Please copy out the lines from the first one through the line containing "747, 827, 769]", both included, keeping each one unchanged.

— begin EXERCISE INPUTS —

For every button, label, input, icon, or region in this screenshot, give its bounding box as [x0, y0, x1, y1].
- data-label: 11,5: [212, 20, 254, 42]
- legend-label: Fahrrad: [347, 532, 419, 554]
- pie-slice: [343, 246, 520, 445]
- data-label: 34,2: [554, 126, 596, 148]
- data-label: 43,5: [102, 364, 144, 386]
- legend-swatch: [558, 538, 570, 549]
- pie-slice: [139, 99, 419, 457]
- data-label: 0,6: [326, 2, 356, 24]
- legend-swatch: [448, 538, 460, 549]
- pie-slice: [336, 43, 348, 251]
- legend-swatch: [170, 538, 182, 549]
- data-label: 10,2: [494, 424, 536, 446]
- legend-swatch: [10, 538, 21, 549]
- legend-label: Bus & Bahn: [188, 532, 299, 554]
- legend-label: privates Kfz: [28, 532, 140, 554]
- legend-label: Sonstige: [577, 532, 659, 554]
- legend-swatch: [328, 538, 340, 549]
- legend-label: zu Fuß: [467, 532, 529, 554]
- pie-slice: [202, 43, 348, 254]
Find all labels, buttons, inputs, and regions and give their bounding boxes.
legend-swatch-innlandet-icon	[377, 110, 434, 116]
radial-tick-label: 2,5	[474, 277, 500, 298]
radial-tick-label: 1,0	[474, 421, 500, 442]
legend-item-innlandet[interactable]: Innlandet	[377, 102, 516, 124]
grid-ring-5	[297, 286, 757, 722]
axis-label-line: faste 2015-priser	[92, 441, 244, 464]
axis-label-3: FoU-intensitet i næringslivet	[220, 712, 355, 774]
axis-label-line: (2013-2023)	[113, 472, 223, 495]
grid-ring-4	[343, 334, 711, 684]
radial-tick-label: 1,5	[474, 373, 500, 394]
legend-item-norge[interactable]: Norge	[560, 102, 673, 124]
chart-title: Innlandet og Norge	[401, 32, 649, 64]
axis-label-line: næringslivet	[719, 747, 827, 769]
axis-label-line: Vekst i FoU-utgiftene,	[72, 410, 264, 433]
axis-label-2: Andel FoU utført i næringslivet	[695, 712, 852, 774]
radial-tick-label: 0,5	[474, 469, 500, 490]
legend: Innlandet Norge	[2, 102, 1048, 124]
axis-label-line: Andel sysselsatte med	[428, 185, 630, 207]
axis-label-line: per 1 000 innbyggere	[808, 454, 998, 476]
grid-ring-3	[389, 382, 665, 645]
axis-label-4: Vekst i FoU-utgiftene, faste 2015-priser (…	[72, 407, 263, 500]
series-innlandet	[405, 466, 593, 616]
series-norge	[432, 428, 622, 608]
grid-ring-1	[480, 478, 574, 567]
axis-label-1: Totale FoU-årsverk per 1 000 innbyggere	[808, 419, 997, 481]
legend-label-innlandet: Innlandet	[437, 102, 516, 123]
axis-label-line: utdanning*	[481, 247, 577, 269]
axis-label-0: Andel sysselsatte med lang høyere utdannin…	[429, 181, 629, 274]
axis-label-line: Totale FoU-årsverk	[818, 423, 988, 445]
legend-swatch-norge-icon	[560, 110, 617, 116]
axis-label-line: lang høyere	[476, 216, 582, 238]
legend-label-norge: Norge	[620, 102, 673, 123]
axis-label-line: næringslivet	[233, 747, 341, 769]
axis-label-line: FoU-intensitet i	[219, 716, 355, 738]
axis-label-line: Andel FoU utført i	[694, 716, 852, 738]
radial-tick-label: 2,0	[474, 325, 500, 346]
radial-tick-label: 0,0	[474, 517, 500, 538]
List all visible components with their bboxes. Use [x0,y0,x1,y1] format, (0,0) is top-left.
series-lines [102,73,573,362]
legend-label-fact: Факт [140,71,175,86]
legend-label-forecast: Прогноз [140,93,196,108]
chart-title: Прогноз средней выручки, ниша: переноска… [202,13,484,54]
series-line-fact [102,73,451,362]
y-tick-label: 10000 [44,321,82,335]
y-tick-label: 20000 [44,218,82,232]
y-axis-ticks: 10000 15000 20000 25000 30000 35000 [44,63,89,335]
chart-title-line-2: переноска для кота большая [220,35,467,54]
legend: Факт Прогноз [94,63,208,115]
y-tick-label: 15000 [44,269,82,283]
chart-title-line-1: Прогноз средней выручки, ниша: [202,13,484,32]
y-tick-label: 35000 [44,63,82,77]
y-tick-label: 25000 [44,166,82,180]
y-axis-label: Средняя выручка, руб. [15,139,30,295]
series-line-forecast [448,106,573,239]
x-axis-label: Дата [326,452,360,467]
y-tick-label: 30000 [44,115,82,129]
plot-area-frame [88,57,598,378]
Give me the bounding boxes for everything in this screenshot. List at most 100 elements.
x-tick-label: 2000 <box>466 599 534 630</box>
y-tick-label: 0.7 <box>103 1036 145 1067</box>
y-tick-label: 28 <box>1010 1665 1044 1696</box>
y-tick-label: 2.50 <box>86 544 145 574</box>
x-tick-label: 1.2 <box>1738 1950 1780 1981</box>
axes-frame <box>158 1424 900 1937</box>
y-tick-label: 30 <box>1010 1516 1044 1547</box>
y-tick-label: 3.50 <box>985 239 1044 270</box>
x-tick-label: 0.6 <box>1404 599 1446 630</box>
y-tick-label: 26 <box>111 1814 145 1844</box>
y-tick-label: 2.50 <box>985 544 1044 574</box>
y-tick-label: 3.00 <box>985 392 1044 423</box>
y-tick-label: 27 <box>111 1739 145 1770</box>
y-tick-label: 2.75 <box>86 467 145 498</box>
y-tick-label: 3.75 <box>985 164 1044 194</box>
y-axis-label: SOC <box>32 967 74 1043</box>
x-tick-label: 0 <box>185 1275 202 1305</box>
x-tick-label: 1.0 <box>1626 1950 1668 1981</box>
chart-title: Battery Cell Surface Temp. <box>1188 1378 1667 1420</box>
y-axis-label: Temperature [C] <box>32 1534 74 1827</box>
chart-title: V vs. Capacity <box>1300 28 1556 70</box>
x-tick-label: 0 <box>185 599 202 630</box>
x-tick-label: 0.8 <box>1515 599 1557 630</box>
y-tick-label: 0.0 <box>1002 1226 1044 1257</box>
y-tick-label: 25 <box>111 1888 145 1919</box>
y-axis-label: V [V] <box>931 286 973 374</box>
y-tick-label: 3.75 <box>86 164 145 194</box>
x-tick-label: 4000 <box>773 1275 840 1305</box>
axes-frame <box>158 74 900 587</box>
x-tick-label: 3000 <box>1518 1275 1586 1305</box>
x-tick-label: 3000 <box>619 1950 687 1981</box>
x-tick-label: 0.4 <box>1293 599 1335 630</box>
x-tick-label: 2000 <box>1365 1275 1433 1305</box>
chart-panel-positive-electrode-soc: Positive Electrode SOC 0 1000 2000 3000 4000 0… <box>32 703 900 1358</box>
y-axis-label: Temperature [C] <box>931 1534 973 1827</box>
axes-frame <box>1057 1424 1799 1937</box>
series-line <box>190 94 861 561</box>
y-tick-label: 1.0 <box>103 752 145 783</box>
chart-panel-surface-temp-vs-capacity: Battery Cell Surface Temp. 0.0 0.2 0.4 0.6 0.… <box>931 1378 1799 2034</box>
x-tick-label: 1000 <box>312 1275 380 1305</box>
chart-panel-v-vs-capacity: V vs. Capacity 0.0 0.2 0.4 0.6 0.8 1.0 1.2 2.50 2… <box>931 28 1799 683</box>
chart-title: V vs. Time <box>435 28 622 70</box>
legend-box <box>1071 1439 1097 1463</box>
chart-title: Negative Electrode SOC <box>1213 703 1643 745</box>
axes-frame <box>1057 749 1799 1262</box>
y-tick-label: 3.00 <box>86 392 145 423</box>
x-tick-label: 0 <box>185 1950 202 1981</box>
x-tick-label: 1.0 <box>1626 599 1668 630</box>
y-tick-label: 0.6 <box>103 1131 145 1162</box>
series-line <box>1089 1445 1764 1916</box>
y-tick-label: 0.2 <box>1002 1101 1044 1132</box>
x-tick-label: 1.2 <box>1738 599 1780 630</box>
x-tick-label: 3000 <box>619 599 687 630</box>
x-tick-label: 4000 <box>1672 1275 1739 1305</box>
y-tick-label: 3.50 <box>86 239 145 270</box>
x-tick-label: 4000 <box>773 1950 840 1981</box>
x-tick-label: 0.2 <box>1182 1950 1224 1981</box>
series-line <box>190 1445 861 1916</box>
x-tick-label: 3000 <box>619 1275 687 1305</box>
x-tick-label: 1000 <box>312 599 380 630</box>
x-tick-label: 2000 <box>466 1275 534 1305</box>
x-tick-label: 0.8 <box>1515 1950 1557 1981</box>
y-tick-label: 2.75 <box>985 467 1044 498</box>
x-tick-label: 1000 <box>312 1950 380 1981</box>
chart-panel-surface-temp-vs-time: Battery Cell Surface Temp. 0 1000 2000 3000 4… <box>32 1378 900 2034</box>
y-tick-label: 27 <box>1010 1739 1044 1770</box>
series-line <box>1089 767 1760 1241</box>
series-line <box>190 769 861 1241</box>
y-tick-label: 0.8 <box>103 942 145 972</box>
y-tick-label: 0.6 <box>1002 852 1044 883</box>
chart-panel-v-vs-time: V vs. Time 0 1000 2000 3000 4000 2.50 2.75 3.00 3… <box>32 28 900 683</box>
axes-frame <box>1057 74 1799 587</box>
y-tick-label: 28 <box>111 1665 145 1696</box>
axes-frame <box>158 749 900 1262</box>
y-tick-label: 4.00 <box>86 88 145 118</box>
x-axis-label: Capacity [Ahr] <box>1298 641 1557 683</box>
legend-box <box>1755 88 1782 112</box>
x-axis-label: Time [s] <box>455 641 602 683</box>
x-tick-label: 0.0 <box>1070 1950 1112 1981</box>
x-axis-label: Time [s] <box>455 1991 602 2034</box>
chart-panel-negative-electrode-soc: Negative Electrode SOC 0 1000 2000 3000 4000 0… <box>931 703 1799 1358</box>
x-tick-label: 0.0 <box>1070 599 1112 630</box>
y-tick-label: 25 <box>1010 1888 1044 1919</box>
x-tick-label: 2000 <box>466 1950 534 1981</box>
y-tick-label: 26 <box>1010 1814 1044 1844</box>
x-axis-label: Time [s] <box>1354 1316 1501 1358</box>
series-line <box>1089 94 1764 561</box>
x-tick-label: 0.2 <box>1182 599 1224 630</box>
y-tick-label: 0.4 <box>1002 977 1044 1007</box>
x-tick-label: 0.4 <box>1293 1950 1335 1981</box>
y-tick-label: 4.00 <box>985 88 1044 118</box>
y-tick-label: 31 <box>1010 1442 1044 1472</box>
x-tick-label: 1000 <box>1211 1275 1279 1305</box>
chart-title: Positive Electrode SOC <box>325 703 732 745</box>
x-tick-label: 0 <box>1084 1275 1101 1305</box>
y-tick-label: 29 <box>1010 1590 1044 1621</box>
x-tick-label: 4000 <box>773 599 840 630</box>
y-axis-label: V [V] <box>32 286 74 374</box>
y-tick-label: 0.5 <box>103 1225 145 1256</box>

— end EXERCISE INPUTS —

ANSWER FOR THIS EXERCISE ▸
For every button, label, input, icon, or region in this screenshot, give its bounding box as [x0, y0, x1, y1].
- data-label: 11,5: [212, 20, 254, 42]
- legend-label: Fahrrad: [347, 532, 419, 554]
- pie-slice: [343, 246, 520, 445]
- data-label: 34,2: [554, 126, 596, 148]
- data-label: 43,5: [102, 364, 144, 386]
- legend-swatch: [558, 538, 570, 549]
- pie-slice: [139, 99, 419, 457]
- data-label: 0,6: [326, 2, 356, 24]
- legend-swatch: [448, 538, 460, 549]
- pie-slice: [336, 43, 348, 251]
- legend-swatch: [170, 538, 182, 549]
- data-label: 10,2: [494, 424, 536, 446]
- legend-swatch: [10, 538, 21, 549]
- legend-label: Bus & Bahn: [188, 532, 299, 554]
- legend-label: privates Kfz: [28, 532, 140, 554]
- legend-label: Sonstige: [577, 532, 659, 554]
- legend-swatch: [328, 538, 340, 549]
- legend-label: zu Fuß: [467, 532, 529, 554]
- pie-slice: [202, 43, 348, 254]
Find all labels, buttons, inputs, and regions and give their bounding boxes.
legend-swatch-innlandet-icon	[377, 110, 434, 116]
radial-tick-label: 2,5	[474, 277, 500, 298]
radial-tick-label: 1,0	[474, 421, 500, 442]
legend-item-innlandet[interactable]: Innlandet	[377, 102, 516, 124]
grid-ring-5	[297, 286, 757, 722]
axis-label-line: faste 2015-priser	[92, 441, 244, 464]
axis-label-3: FoU-intensitet i næringslivet	[220, 712, 355, 774]
axis-label-line: (2013-2023)	[113, 472, 223, 495]
grid-ring-4	[343, 334, 711, 684]
radial-tick-label: 1,5	[474, 373, 500, 394]
legend-item-norge[interactable]: Norge	[560, 102, 673, 124]
chart-title: Innlandet og Norge	[401, 32, 649, 64]
axis-label-line: næringslivet	[719, 747, 827, 769]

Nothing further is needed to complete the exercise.